List every line below containing "page".

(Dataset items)
★ ★ ★ ★

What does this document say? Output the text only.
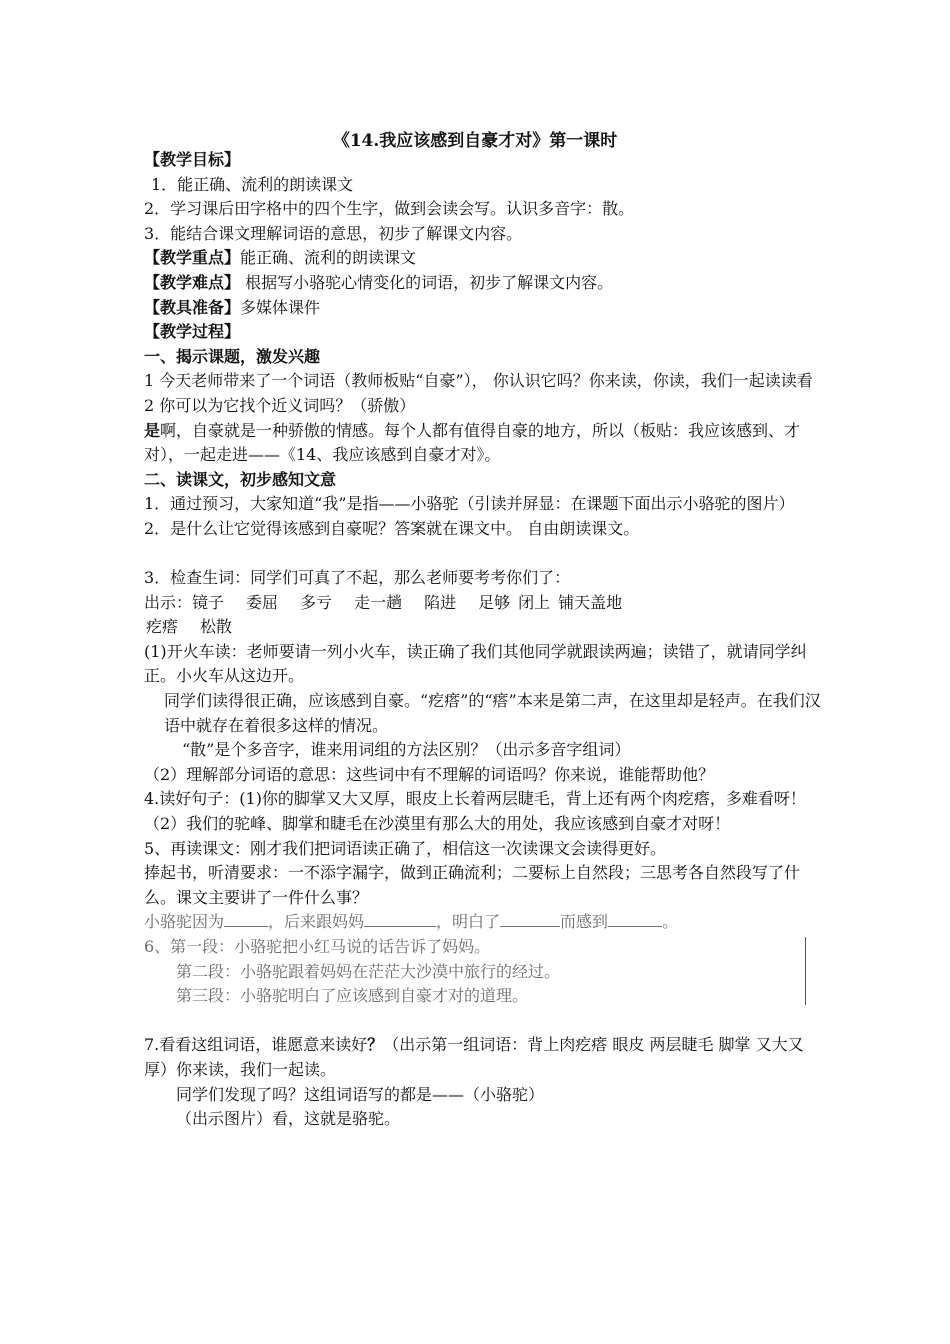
《14.我应该感到自豪才对》第一课时

【教学目标】

1．能正确、流利的朗读课文

2．学习课后田字格中的四个生字，做到会读会写。认识多音字：散。

3．能结合课文理解词语的意思，初步了解课文内容。

【教学重点】能正确、流利的朗读课文

【教学难点】 根据写小骆驼心情变化的词语，初步了解课文内容。

【教具准备】多媒体课件

【教学过程】

一、揭示课题，激发兴趣

1 今天老师带来了一个词语（教师板贴“自豪”）， 你认识它吗？你来读，你读，我们一起读读看

2 你可以为它找个近义词吗？（骄傲）

是啊，自豪就是一种骄傲的情感。每个人都有值得自豪的地方，所以（板贴：我应该感到、才对），一起走进——《14、我应该感到自豪才对》。

二、读课文，初步感知文意

1．通过预习，大家知道“我”是指——小骆驼（引读并屏显：在课题下面出示小骆驼的图片）

2．是什么让它觉得该感到自豪呢？答案就在课文中。 自由朗读课文。

3．检查生词：同学们可真了不起，那么老师要考考你们了：

出示：镜子 委屈 多亏 走一趟 陷进 足够 闭上 铺天盖地

疙瘩 松散

(1)开火车读：老师要请一列小火车，读正确了我们其他同学就跟读两遍；读错了，就请同学纠正。小火车从这边开。

同学们读得很正确，应该感到自豪。“疙瘩”的“瘩”本来是第二声，在这里却是轻声。在我们汉语中就存在着很多这样的情况。

“散”是个多音字，谁来用词组的方法区别？（出示多音字组词）

（2）理解部分词语的意思：这些词中有不理解的词语吗？你来说，谁能帮助他？

4.读好句子：(1)你的脚掌又大又厚，眼皮上长着两层睫毛，背上还有两个肉疙瘩，多难看呀！

（2）我们的驼峰、脚掌和睫毛在沙漠里有那么大的用处，我应该感到自豪才对呀！

5、再读课文：刚才我们把词语读正确了，相信这一次读课文会读得更好。

捧起书，听清要求：一不添字漏字，做到正确流利；二要标上自然段；三思考各自然段写了什么。课文主要讲了一件什么事？

小骆驼因为	，后来跟妈妈	，明白了	而感到	。

6、第一段：小骆驼把小红马说的话告诉了妈妈。

第二段：小骆驼跟着妈妈在茫茫大沙漠中旅行的经过。

第三段：小骆驼明白了应该感到自豪才对的道理。

7.看看这组词语，谁愿意来读好？（出示第一组词语：背上肉疙瘩 眼皮 两层睫毛 脚掌 又大又厚）你来读，我们一起读。

同学们发现了吗？这组词语写的都是——（小骆驼）

（出示图片）看，这就是骆驼。
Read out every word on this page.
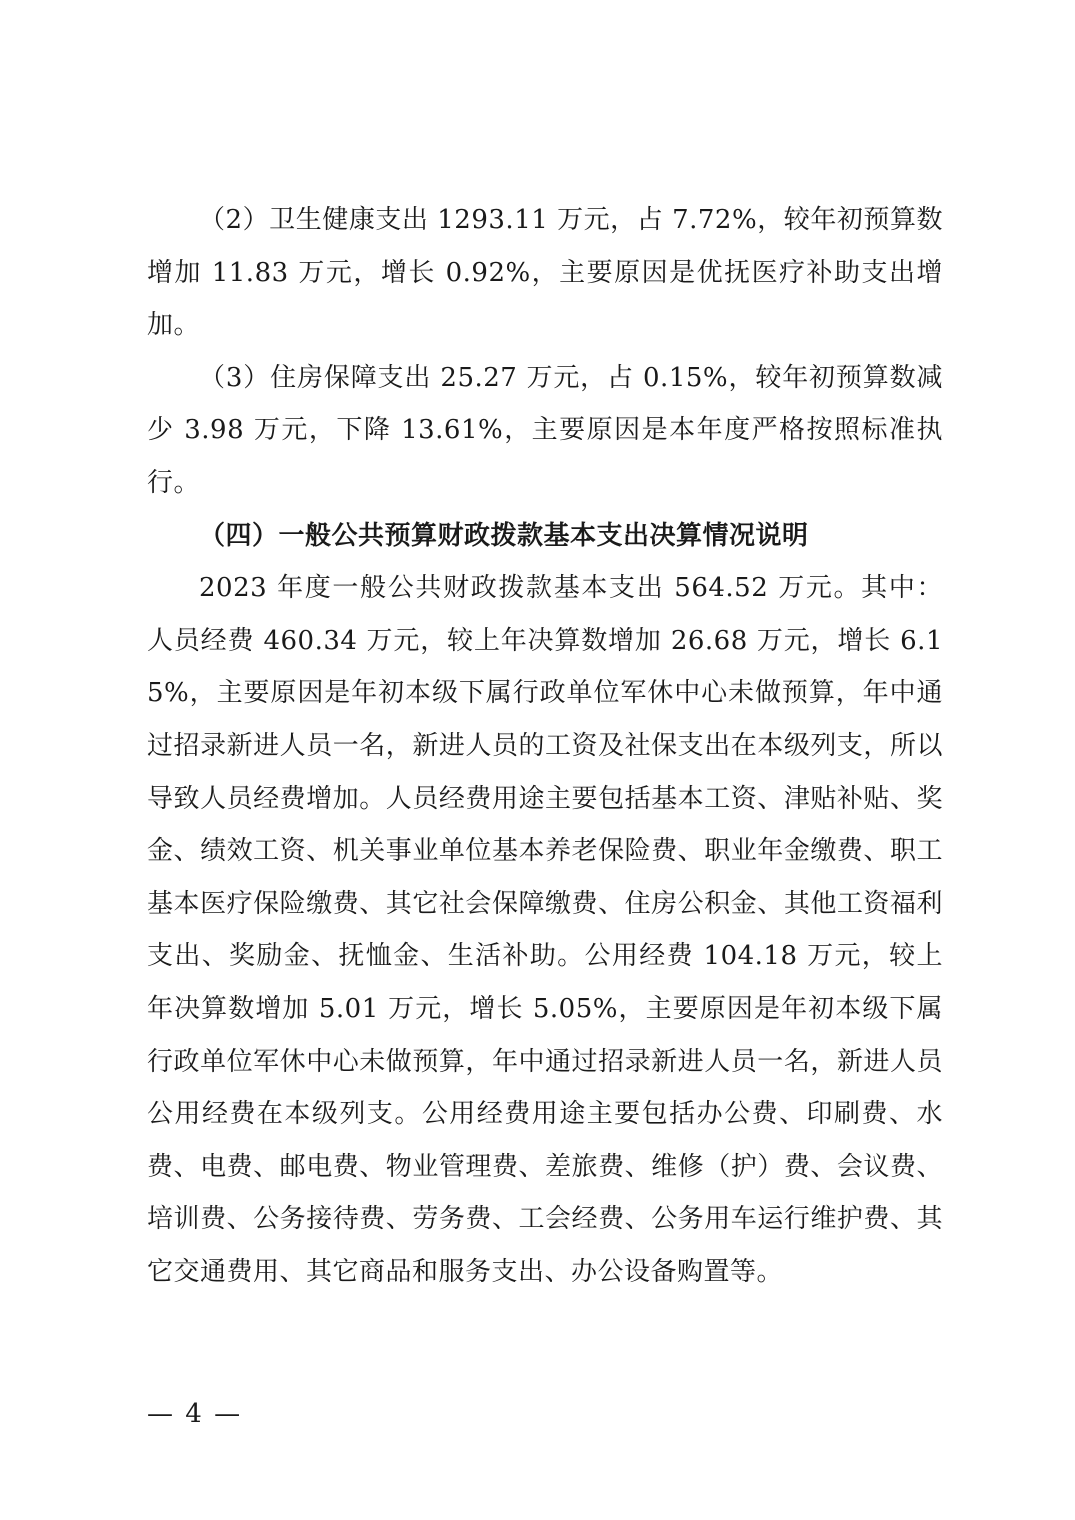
（2）卫生健康支出 1293.11 万元，占 7.72%，较年初预算数增加 11.83 万元，增长 0.92%，主要原因是优抚医疗补助支出增加。

（3）住房保障支出 25.27 万元，占 0.15%，较年初预算数减少 3.98 万元，下降 13.61%，主要原因是本年度严格按照标准执行。

（四）一般公共预算财政拨款基本支出决算情况说明

2023 年度一般公共财政拨款基本支出 564.52 万元。其中：人员经费 460.34 万元，较上年决算数增加 26.68 万元，增长 6.15%，主要原因是年初本级下属行政单位军休中心未做预算，年中通过招录新进人员一名，新进人员的工资及社保支出在本级列支，所以导致人员经费增加。人员经费用途主要包括基本工资、津贴补贴、奖金、绩效工资、机关事业单位基本养老保险费、职业年金缴费、职工基本医疗保险缴费、其它社会保障缴费、住房公积金、其他工资福利支出、奖励金、抚恤金、生活补助。公用经费 104.18 万元，较上年决算数增加 5.01 万元，增长 5.05%，主要原因是年初本级下属行政单位军休中心未做预算，年中通过招录新进人员一名，新进人员公用经费在本级列支。公用经费用途主要包括办公费、印刷费、水费、电费、邮电费、物业管理费、差旅费、维修（护）费、会议费、培训费、公务接待费、劳务费、工会经费、公务用车运行维护费、其它交通费用、其它商品和服务支出、办公设备购置等。

— 4 —
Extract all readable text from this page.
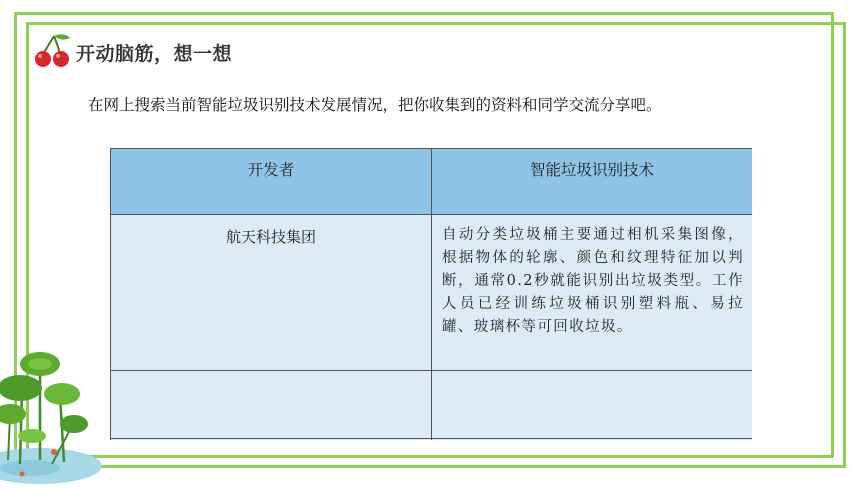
开动脑筋，想一想
在网上搜索当前智能垃圾识别技术发展情况，把你收集到的资料和同学交流分享吧。
开发者	智能垃圾识别技术
航天科技集团	自动分类垃圾桶主要通过相机采集图像，根据物体的轮廓、颜色和纹理特征加以判断，通常0.2秒就能识别出垃圾类型。工作人员已经训练垃圾桶识别塑料瓶、易拉罐、玻璃杯等可回收垃圾。
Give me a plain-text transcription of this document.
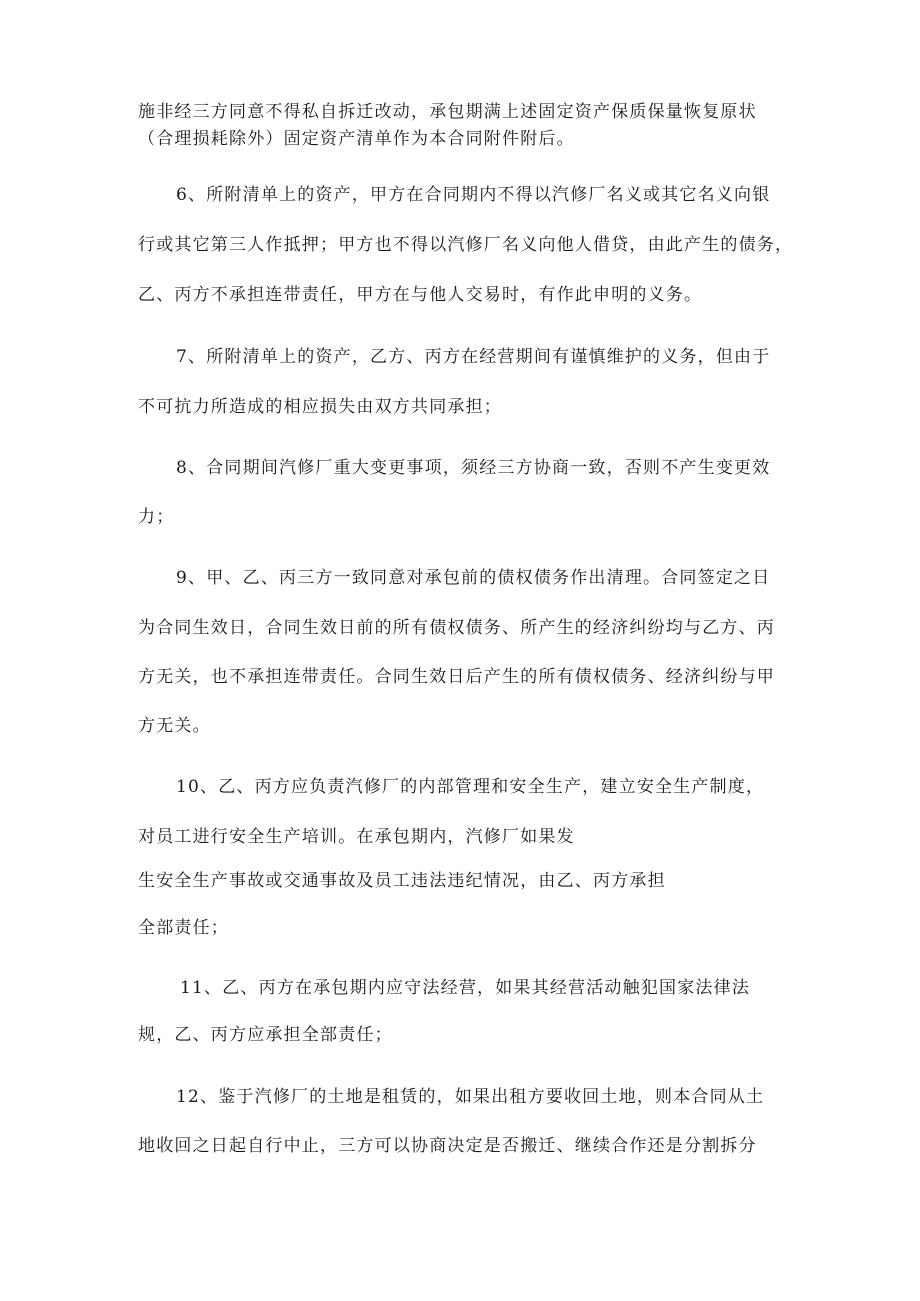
施非经三方同意不得私自拆迁改动，承包期满上述固定资产保质保量恢复原状
（合理损耗除外）固定资产清单作为本合同附件附后。
6、所附清单上的资产，甲方在合同期内不得以汽修厂名义或其它名义向银
行或其它第三人作抵押；甲方也不得以汽修厂名义向他人借贷，由此产生的债务，
乙、丙方不承担连带责任，甲方在与他人交易时，有作此申明的义务。
7、所附清单上的资产，乙方、丙方在经营期间有谨慎维护的义务，但由于
不可抗力所造成的相应损失由双方共同承担；
8、合同期间汽修厂重大变更事项，须经三方协商一致，否则不产生变更效
力；
9、甲、乙、丙三方一致同意对承包前的债权债务作出清理。合同签定之日
为合同生效日，合同生效日前的所有债权债务、所产生的经济纠纷均与乙方、丙
方无关，也不承担连带责任。合同生效日后产生的所有债权债务、经济纠纷与甲
方无关。
10、乙、丙方应负责汽修厂的内部管理和安全生产，建立安全生产制度，
对员工进行安全生产培训。在承包期内，汽修厂如果发
生安全生产事故或交通事故及员工违法违纪情况，由乙、丙方承担
全部责任；
11、乙、丙方在承包期内应守法经营，如果其经营活动触犯国家法律法
规，乙、丙方应承担全部责任；
12、鉴于汽修厂的土地是租赁的，如果出租方要收回土地，则本合同从土
地收回之日起自行中止，三方可以协商决定是否搬迁、继续合作还是分割拆分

★ ★ ★ ★

> _TASK ANSWER_
Read out every word on this page.
Extract all readable text from this page.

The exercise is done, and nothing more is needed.